### INSTRUCTIONS FOR THE TASK
In the entries that follow, how many lines hold the string "种方案的"? Give only that number.

### DATA PROVIDED
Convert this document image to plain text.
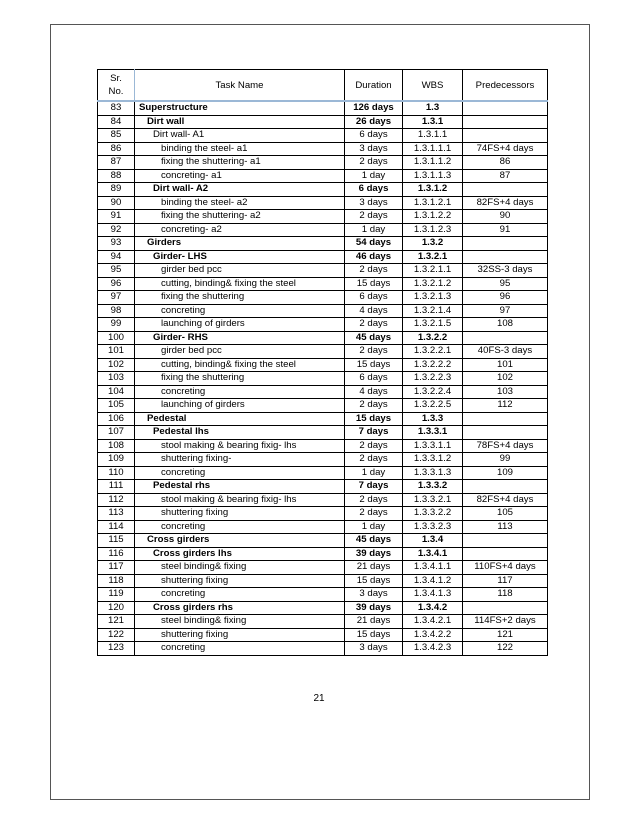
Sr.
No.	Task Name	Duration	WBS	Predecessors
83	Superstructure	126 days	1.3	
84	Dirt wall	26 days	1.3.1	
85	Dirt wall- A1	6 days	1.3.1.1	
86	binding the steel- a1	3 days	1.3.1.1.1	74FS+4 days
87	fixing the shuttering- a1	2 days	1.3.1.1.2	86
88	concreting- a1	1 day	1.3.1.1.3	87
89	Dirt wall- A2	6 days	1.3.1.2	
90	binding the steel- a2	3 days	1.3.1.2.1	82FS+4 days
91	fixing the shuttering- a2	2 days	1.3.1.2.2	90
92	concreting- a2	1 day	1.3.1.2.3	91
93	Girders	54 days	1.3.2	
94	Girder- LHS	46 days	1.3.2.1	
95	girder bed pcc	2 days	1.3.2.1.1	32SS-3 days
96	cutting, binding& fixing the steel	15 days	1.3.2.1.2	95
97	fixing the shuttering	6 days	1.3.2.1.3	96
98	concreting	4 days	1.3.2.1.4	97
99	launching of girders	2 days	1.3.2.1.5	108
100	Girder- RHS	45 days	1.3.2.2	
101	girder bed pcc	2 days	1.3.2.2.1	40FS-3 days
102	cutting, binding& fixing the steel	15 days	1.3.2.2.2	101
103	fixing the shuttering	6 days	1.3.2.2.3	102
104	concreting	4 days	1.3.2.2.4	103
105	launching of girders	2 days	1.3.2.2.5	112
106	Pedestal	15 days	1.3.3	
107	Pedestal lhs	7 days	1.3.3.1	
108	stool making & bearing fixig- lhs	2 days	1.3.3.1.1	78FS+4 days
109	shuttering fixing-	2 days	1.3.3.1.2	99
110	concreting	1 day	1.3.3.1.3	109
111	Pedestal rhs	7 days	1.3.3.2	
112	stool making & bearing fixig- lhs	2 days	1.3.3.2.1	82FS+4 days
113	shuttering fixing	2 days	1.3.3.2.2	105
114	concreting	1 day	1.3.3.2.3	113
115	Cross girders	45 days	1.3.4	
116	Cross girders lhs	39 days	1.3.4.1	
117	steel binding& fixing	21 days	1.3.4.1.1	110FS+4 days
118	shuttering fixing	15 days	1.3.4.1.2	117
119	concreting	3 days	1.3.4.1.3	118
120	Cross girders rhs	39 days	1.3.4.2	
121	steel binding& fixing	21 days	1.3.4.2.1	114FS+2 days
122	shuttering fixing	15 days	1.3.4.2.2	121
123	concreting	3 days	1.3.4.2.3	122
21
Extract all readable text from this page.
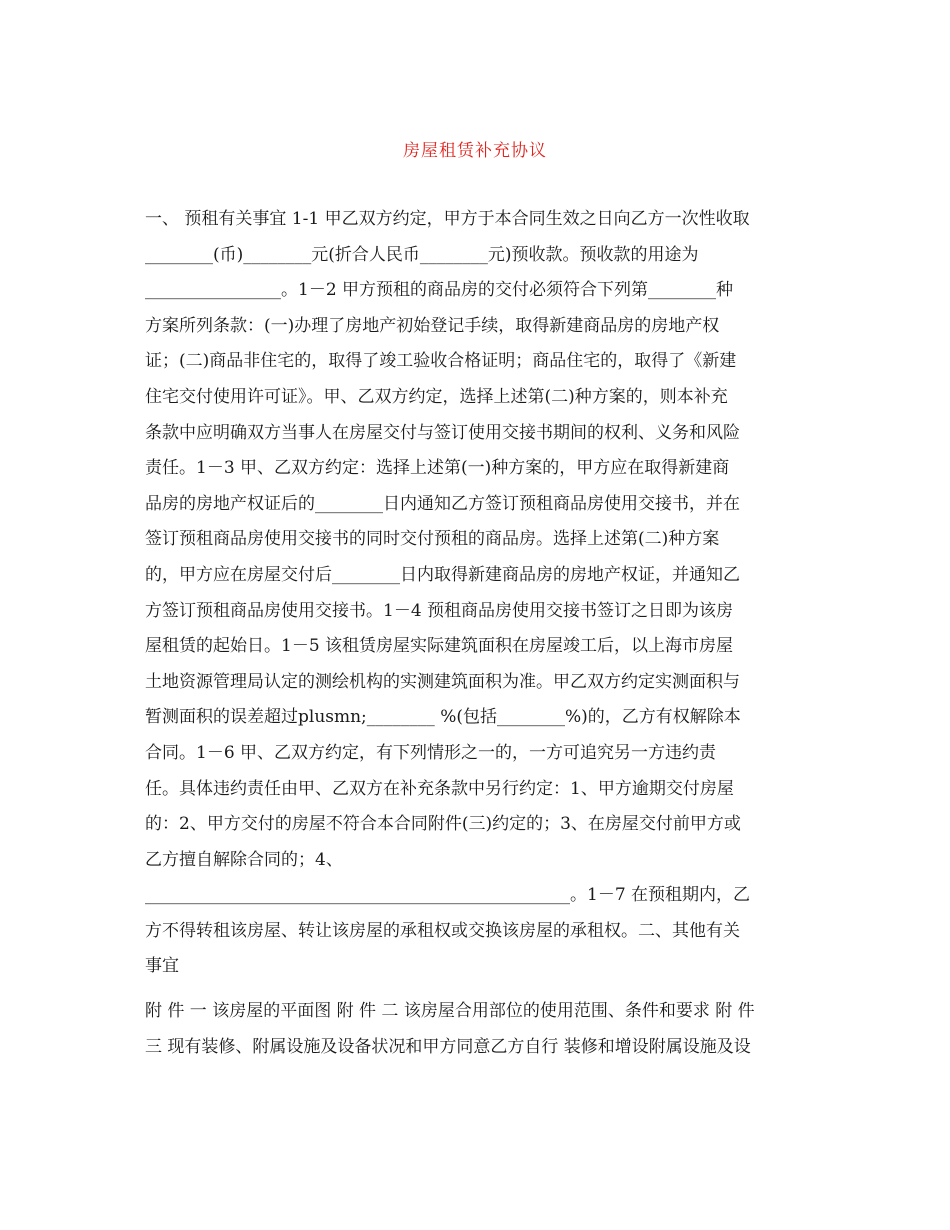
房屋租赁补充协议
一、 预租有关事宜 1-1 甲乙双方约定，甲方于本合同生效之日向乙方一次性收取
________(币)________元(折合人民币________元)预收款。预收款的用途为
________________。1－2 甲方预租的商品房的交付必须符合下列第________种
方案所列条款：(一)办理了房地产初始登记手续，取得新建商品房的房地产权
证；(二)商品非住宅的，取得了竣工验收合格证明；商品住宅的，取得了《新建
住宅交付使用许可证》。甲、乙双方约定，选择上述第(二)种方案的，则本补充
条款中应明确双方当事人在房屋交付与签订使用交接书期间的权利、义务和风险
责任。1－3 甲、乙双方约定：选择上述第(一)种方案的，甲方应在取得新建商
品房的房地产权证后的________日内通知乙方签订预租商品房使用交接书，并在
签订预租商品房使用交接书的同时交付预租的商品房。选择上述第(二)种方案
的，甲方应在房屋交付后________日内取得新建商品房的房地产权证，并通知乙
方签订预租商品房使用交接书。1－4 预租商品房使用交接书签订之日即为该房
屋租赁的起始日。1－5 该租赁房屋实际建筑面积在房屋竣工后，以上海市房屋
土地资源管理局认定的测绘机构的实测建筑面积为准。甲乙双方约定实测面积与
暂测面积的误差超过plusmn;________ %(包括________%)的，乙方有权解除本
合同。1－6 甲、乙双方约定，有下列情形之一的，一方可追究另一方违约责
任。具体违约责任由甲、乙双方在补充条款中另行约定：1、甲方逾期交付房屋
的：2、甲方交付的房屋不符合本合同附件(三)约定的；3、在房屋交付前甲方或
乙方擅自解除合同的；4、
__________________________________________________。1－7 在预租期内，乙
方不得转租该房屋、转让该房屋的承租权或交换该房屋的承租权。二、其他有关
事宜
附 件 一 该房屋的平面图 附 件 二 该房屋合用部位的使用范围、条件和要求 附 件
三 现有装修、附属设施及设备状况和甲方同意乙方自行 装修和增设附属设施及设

### ANSWER TO THIS TASK
2